▸ **Dataset excerpts**:
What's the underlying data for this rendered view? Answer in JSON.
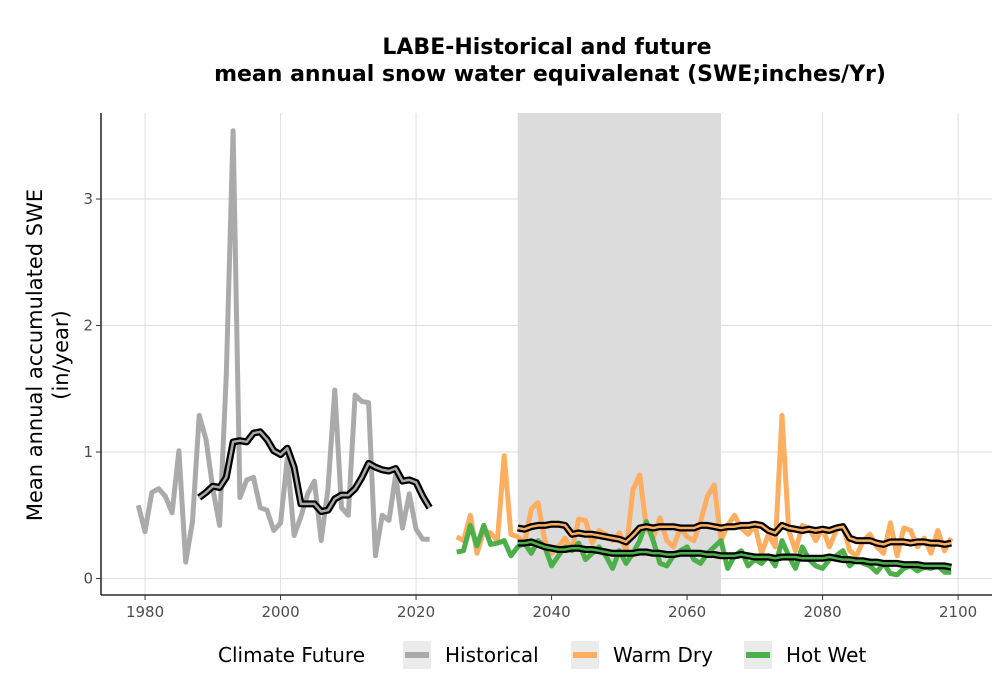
{
  "chart_data": {
    "type": "line",
    "title": "LABE-Historical and future",
    "subtitle": "mean annual snow water equivalenat (SWE;inches/Yr)",
    "xlabel": "",
    "ylabel": "Mean annual accumulated SWE",
    "ylabel2": "(in/year)",
    "xlim": [
      1973.5,
      2105
    ],
    "ylim": [
      -0.13,
      3.68
    ],
    "x_ticks": [
      1980,
      2000,
      2020,
      2040,
      2060,
      2080,
      2100
    ],
    "y_ticks": [
      0,
      1,
      2,
      3
    ],
    "grid": true,
    "shaded_region": {
      "x0": 2035,
      "x1": 2065,
      "color": "#dcdcdc"
    },
    "legend": {
      "title": "Climate Future",
      "placement": "bottom",
      "entries": [
        {
          "name": "Historical",
          "color": "#aaaaaa"
        },
        {
          "name": "Warm Dry",
          "color": "#fdae61"
        },
        {
          "name": "Hot Wet",
          "color": "#4daf4a"
        }
      ]
    },
    "series": [
      {
        "name": "Historical",
        "color": "#aaaaaa",
        "x": [
          1979,
          1980,
          1981,
          1982,
          1983,
          1984,
          1985,
          1986,
          1987,
          1988,
          1989,
          1990,
          1991,
          1992,
          1993,
          1994,
          1995,
          1996,
          1997,
          1998,
          1999,
          2000,
          2001,
          2002,
          2003,
          2004,
          2005,
          2006,
          2007,
          2008,
          2009,
          2010,
          2011,
          2012,
          2013,
          2014,
          2015,
          2016,
          2017,
          2018,
          2019,
          2020,
          2021,
          2022
        ],
        "values": [
          0.58,
          0.37,
          0.68,
          0.71,
          0.65,
          0.52,
          1.01,
          0.13,
          0.45,
          1.29,
          1.1,
          0.71,
          0.42,
          1.61,
          3.54,
          0.64,
          0.78,
          0.8,
          0.56,
          0.54,
          0.38,
          0.44,
          0.95,
          0.34,
          0.49,
          0.67,
          0.77,
          0.3,
          0.71,
          1.49,
          0.56,
          0.5,
          1.45,
          1.4,
          1.39,
          0.18,
          0.5,
          0.46,
          0.82,
          0.4,
          0.67,
          0.39,
          0.31,
          0.31
        ]
      },
      {
        "name": "Warm Dry",
        "color": "#fdae61",
        "x": [
          2026,
          2027,
          2028,
          2029,
          2030,
          2031,
          2032,
          2033,
          2034,
          2035,
          2036,
          2037,
          2038,
          2039,
          2040,
          2041,
          2042,
          2043,
          2044,
          2045,
          2046,
          2047,
          2048,
          2049,
          2050,
          2051,
          2052,
          2053,
          2054,
          2055,
          2056,
          2057,
          2058,
          2059,
          2060,
          2061,
          2062,
          2063,
          2064,
          2065,
          2066,
          2067,
          2068,
          2069,
          2070,
          2071,
          2072,
          2073,
          2074,
          2075,
          2076,
          2077,
          2078,
          2079,
          2080,
          2081,
          2082,
          2083,
          2084,
          2085,
          2086,
          2087,
          2088,
          2089,
          2090,
          2091,
          2092,
          2093,
          2094,
          2095,
          2096,
          2097,
          2098,
          2099
        ],
        "values": [
          0.33,
          0.3,
          0.5,
          0.2,
          0.38,
          0.36,
          0.3,
          0.97,
          0.35,
          0.33,
          0.28,
          0.55,
          0.6,
          0.3,
          0.2,
          0.25,
          0.32,
          0.22,
          0.47,
          0.46,
          0.28,
          0.38,
          0.35,
          0.3,
          0.36,
          0.22,
          0.7,
          0.82,
          0.4,
          0.32,
          0.48,
          0.3,
          0.25,
          0.4,
          0.33,
          0.3,
          0.45,
          0.65,
          0.74,
          0.3,
          0.42,
          0.5,
          0.4,
          0.35,
          0.42,
          0.2,
          0.35,
          0.25,
          1.29,
          0.38,
          0.22,
          0.42,
          0.4,
          0.3,
          0.4,
          0.25,
          0.38,
          0.42,
          0.22,
          0.18,
          0.3,
          0.35,
          0.25,
          0.2,
          0.44,
          0.18,
          0.4,
          0.38,
          0.25,
          0.32,
          0.2,
          0.38,
          0.22,
          0.32
        ]
      },
      {
        "name": "Hot Wet",
        "color": "#4daf4a",
        "x": [
          2026,
          2027,
          2028,
          2029,
          2030,
          2031,
          2032,
          2033,
          2034,
          2035,
          2036,
          2037,
          2038,
          2039,
          2040,
          2041,
          2042,
          2043,
          2044,
          2045,
          2046,
          2047,
          2048,
          2049,
          2050,
          2051,
          2052,
          2053,
          2054,
          2055,
          2056,
          2057,
          2058,
          2059,
          2060,
          2061,
          2062,
          2063,
          2064,
          2065,
          2066,
          2067,
          2068,
          2069,
          2070,
          2071,
          2072,
          2073,
          2074,
          2075,
          2076,
          2077,
          2078,
          2079,
          2080,
          2081,
          2082,
          2083,
          2084,
          2085,
          2086,
          2087,
          2088,
          2089,
          2090,
          2091,
          2092,
          2093,
          2094,
          2095,
          2096,
          2097,
          2098,
          2099
        ],
        "values": [
          0.21,
          0.22,
          0.42,
          0.26,
          0.42,
          0.27,
          0.28,
          0.3,
          0.18,
          0.25,
          0.28,
          0.2,
          0.3,
          0.25,
          0.1,
          0.18,
          0.25,
          0.22,
          0.28,
          0.15,
          0.2,
          0.25,
          0.18,
          0.08,
          0.22,
          0.12,
          0.2,
          0.3,
          0.45,
          0.3,
          0.12,
          0.1,
          0.18,
          0.22,
          0.25,
          0.15,
          0.12,
          0.2,
          0.25,
          0.3,
          0.08,
          0.18,
          0.22,
          0.1,
          0.15,
          0.12,
          0.18,
          0.1,
          0.3,
          0.18,
          0.08,
          0.25,
          0.15,
          0.1,
          0.08,
          0.15,
          0.18,
          0.22,
          0.1,
          0.15,
          0.12,
          0.1,
          0.05,
          0.12,
          0.04,
          0.03,
          0.08,
          0.1,
          0.06,
          0.09,
          0.08,
          0.1,
          0.05,
          0.05
        ]
      }
    ],
    "moving_averages": [
      {
        "series": "Historical",
        "color": "#000000",
        "x": [
          1988,
          1989,
          1990,
          1991,
          1992,
          1993,
          1994,
          1995,
          1996,
          1997,
          1998,
          1999,
          2000,
          2001,
          2002,
          2003,
          2004,
          2005,
          2006,
          2007,
          2008,
          2009,
          2010,
          2011,
          2012,
          2013,
          2014,
          2015,
          2016,
          2017,
          2018,
          2019,
          2020,
          2021,
          2022
        ],
        "values": [
          0.64,
          0.68,
          0.73,
          0.72,
          0.8,
          1.08,
          1.09,
          1.08,
          1.15,
          1.16,
          1.1,
          1.01,
          0.98,
          1.03,
          0.88,
          0.59,
          0.59,
          0.59,
          0.53,
          0.54,
          0.63,
          0.66,
          0.66,
          0.71,
          0.8,
          0.91,
          0.88,
          0.86,
          0.85,
          0.87,
          0.77,
          0.78,
          0.76,
          0.65,
          0.56
        ]
      },
      {
        "series": "Warm Dry",
        "color": "#000000",
        "x": [
          2035,
          2036,
          2037,
          2038,
          2039,
          2040,
          2041,
          2042,
          2043,
          2044,
          2045,
          2046,
          2047,
          2048,
          2049,
          2050,
          2051,
          2052,
          2053,
          2054,
          2055,
          2056,
          2057,
          2058,
          2059,
          2060,
          2061,
          2062,
          2063,
          2064,
          2065,
          2066,
          2067,
          2068,
          2069,
          2070,
          2071,
          2072,
          2073,
          2074,
          2075,
          2076,
          2077,
          2078,
          2079,
          2080,
          2081,
          2082,
          2083,
          2084,
          2085,
          2086,
          2087,
          2088,
          2089,
          2090,
          2091,
          2092,
          2093,
          2094,
          2095,
          2096,
          2097,
          2098,
          2099
        ],
        "values": [
          0.4,
          0.39,
          0.41,
          0.42,
          0.42,
          0.43,
          0.43,
          0.42,
          0.35,
          0.36,
          0.35,
          0.35,
          0.34,
          0.33,
          0.32,
          0.31,
          0.29,
          0.34,
          0.4,
          0.41,
          0.4,
          0.41,
          0.41,
          0.41,
          0.4,
          0.4,
          0.4,
          0.42,
          0.42,
          0.41,
          0.4,
          0.41,
          0.41,
          0.42,
          0.42,
          0.43,
          0.42,
          0.38,
          0.36,
          0.42,
          0.4,
          0.39,
          0.38,
          0.39,
          0.38,
          0.39,
          0.38,
          0.4,
          0.41,
          0.32,
          0.3,
          0.3,
          0.3,
          0.28,
          0.27,
          0.29,
          0.29,
          0.29,
          0.28,
          0.29,
          0.29,
          0.28,
          0.28,
          0.27,
          0.28
        ]
      },
      {
        "series": "Hot Wet",
        "color": "#000000",
        "x": [
          2035,
          2036,
          2037,
          2038,
          2039,
          2040,
          2041,
          2042,
          2043,
          2044,
          2045,
          2046,
          2047,
          2048,
          2049,
          2050,
          2051,
          2052,
          2053,
          2054,
          2055,
          2056,
          2057,
          2058,
          2059,
          2060,
          2061,
          2062,
          2063,
          2064,
          2065,
          2066,
          2067,
          2068,
          2069,
          2070,
          2071,
          2072,
          2073,
          2074,
          2075,
          2076,
          2077,
          2078,
          2079,
          2080,
          2081,
          2082,
          2083,
          2084,
          2085,
          2086,
          2087,
          2088,
          2089,
          2090,
          2091,
          2092,
          2093,
          2094,
          2095,
          2096,
          2097,
          2098,
          2099
        ],
        "values": [
          0.28,
          0.28,
          0.29,
          0.27,
          0.25,
          0.24,
          0.23,
          0.23,
          0.24,
          0.24,
          0.23,
          0.23,
          0.22,
          0.21,
          0.2,
          0.2,
          0.2,
          0.2,
          0.21,
          0.21,
          0.2,
          0.2,
          0.19,
          0.19,
          0.2,
          0.2,
          0.2,
          0.2,
          0.19,
          0.19,
          0.18,
          0.18,
          0.18,
          0.19,
          0.18,
          0.17,
          0.17,
          0.17,
          0.16,
          0.17,
          0.17,
          0.17,
          0.16,
          0.16,
          0.16,
          0.16,
          0.17,
          0.16,
          0.15,
          0.15,
          0.14,
          0.14,
          0.13,
          0.13,
          0.12,
          0.12,
          0.12,
          0.11,
          0.11,
          0.11,
          0.1,
          0.1,
          0.1,
          0.1,
          0.09
        ]
      }
    ]
  }
}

▸ **Task goal**: Filter the listing above for the string "annual" and copy every matching line.

▸ **The solution**:
    "subtitle": "mean annual snow water equivalenat (SWE;inches/Yr)",
    "ylabel": "Mean annual accumulated SWE",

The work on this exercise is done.